DOCUMENT

──────

The image URL and the image are fused using an attentive fusion module described in the next paragraph.

3.1.1 Attentive feature fusion

The proposed problem is challenging since two different modalities (the image URL and the image) can be used as a compound query to infer the image caption. It would be interesting to automatically infer the relative importance of the two components of the query to solve the matching task. The attentive feature fusion module, inspired by other works in this direction [49, 50], serves precisely this purpose. This module is composed of a sub-network that computes two attention values, one for each query component. Specifically, the network is a simple MLP with a final sigmoid layer that takes as input the concatenation among the two input vectors \(\textbf{u}\) (image URL) and \(\textbf{v}\) (the image) and outputs two scalars, \(\alpha _{u}\) and \(\alpha _{v}\):

$$\begin{aligned} \alpha _u, \alpha _v = \text {sigmoid}(\text {MLP}([\textbf{u}, \textbf{v}])) \end{aligned}$$
(1)

──────

Box annotation data
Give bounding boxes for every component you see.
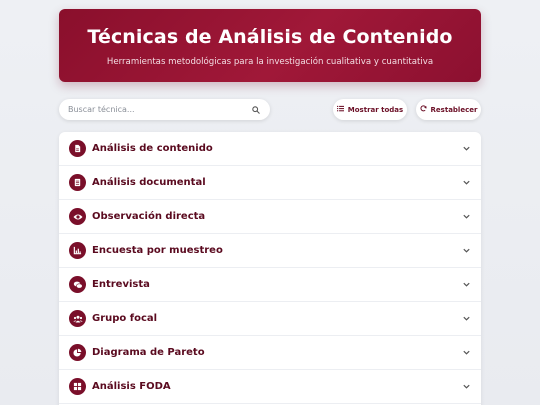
file-icon [69, 174, 86, 191]
list-item[interactable]: Entrevista [59, 268, 481, 302]
chevron-down-icon[interactable] [461, 144, 471, 154]
chart-icon [69, 242, 86, 259]
chevron-down-icon[interactable] [461, 212, 471, 222]
refresh-icon [419, 105, 427, 114]
list-item[interactable]: Encuesta por muestreo [59, 234, 481, 268]
search-input[interactable] [68, 105, 251, 114]
list-item[interactable]: Análisis de contenido [59, 132, 481, 166]
list-item[interactable]: Análisis documental [59, 166, 481, 200]
page-subtitle: Herramientas metodológicas para la inves… [106, 57, 434, 67]
list-item-label: Observación directa [92, 211, 206, 222]
document-icon [69, 140, 86, 157]
list-item[interactable]: Análisis FODA [59, 370, 481, 404]
grid-icon [69, 378, 86, 395]
show-all-label: Mostrar todas [347, 105, 404, 114]
chevron-down-icon[interactable] [461, 246, 471, 256]
list-item-label: Entrevista [92, 279, 150, 290]
page-title: Técnicas de Análisis de Contenido [87, 26, 453, 48]
list-item-label: Análisis documental [92, 177, 206, 188]
search-box[interactable] [59, 99, 270, 120]
list-item-label: Análisis de contenido [92, 143, 213, 154]
list-item[interactable]: Grupo focal [59, 302, 481, 336]
chevron-down-icon[interactable] [461, 348, 471, 358]
eye-icon [69, 208, 86, 225]
reset-label: Restablecer [430, 105, 478, 114]
list-item-label: Encuesta por muestreo [92, 245, 223, 256]
show-all-button[interactable]: Mostrar todas [333, 99, 407, 120]
chevron-down-icon[interactable] [461, 382, 471, 392]
techniques-list: Análisis de contenido Análisis documenta… [59, 132, 481, 405]
pie-icon [69, 344, 86, 361]
list-item-label: Análisis FODA [92, 381, 171, 392]
list-item-label: Diagrama de Pareto [92, 347, 205, 358]
list-item-label: Grupo focal [92, 313, 158, 324]
chevron-down-icon[interactable] [461, 314, 471, 324]
list-item[interactable]: Observación directa [59, 200, 481, 234]
page-header: Técnicas de Análisis de Contenido Herram… [59, 9, 481, 82]
reset-button[interactable]: Restablecer [416, 99, 481, 120]
list-item[interactable]: Diagrama de Pareto [59, 336, 481, 370]
chevron-down-icon[interactable] [461, 178, 471, 188]
search-icon[interactable] [251, 105, 261, 115]
list-icon [336, 105, 344, 114]
chevron-down-icon[interactable] [461, 280, 471, 290]
chat-icon [69, 276, 86, 293]
users-icon [69, 310, 86, 327]
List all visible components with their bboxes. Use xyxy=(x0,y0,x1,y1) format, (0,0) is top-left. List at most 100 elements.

──────

REQUIRED WORK
A – Answer these questions about the passage on attentive feature fusion:
(i) What two modalities can serve together as a compound query?
(ii) What kind of layer ends the MLP in the fusion module?
(iii) What does that MLP take as its input?
B – Quote the records from the line containing "file-icon [69, 174, 86, 191]" through the line containing "list-icon [336, 105, 344, 114]", including both of those lines.
The text and the records come from unrelated sources.

SOLUTIONS FOR EACH TASK
A –
(i) The image URL and the image.
(ii) A sigmoid layer.
(iii) The concatenation of the two input vectors u (image URL) and v (the image).

B –
file-icon [69, 174, 86, 191]
list-item[interactable]: Entrevista [59, 268, 481, 302]
chevron-down-icon[interactable] [461, 144, 471, 154]
chart-icon [69, 242, 86, 259]
chevron-down-icon[interactable] [461, 212, 471, 222]
refresh-icon [419, 105, 427, 114]
list-item[interactable]: Encuesta por muestreo [59, 234, 481, 268]
search-input[interactable] [68, 105, 251, 114]
list-item[interactable]: Análisis de contenido [59, 132, 481, 166]
list-item[interactable]: Análisis documental [59, 166, 481, 200]
page-subtitle: Herramientas metodológicas para la inves… [106, 57, 434, 67]
list-item-label: Observación directa [92, 211, 206, 222]
document-icon [69, 140, 86, 157]
list-item[interactable]: Análisis FODA [59, 370, 481, 404]
grid-icon [69, 378, 86, 395]
show-all-label: Mostrar todas [347, 105, 404, 114]
chevron-down-icon[interactable] [461, 246, 471, 256]
list-item-label: Entrevista [92, 279, 150, 290]
page-title: Técnicas de Análisis de Contenido [87, 26, 453, 48]
list-item-label: Análisis documental [92, 177, 206, 188]
search-box[interactable] [59, 99, 270, 120]
list-item-label: Análisis de contenido [92, 143, 213, 154]
list-item[interactable]: Grupo focal [59, 302, 481, 336]
chevron-down-icon[interactable] [461, 348, 471, 358]
eye-icon [69, 208, 86, 225]
reset-label: Restablecer [430, 105, 478, 114]
list-item-label: Encuesta por muestreo [92, 245, 223, 256]
show-all-button[interactable]: Mostrar todas [333, 99, 407, 120]
chevron-down-icon[interactable] [461, 382, 471, 392]
techniques-list: Análisis de contenido Análisis documenta… [59, 132, 481, 405]
pie-icon [69, 344, 86, 361]
list-item-label: Análisis FODA [92, 381, 171, 392]
list-item-label: Diagrama de Pareto [92, 347, 205, 358]
list-item-label: Grupo focal [92, 313, 158, 324]
chevron-down-icon[interactable] [461, 314, 471, 324]
list-item[interactable]: Observación directa [59, 200, 481, 234]
page-header: Técnicas de Análisis de Contenido Herram… [59, 9, 481, 82]
reset-button[interactable]: Restablecer [416, 99, 481, 120]
list-item[interactable]: Diagrama de Pareto [59, 336, 481, 370]
chevron-down-icon[interactable] [461, 178, 471, 188]
search-icon[interactable] [251, 105, 261, 115]
list-icon [336, 105, 344, 114]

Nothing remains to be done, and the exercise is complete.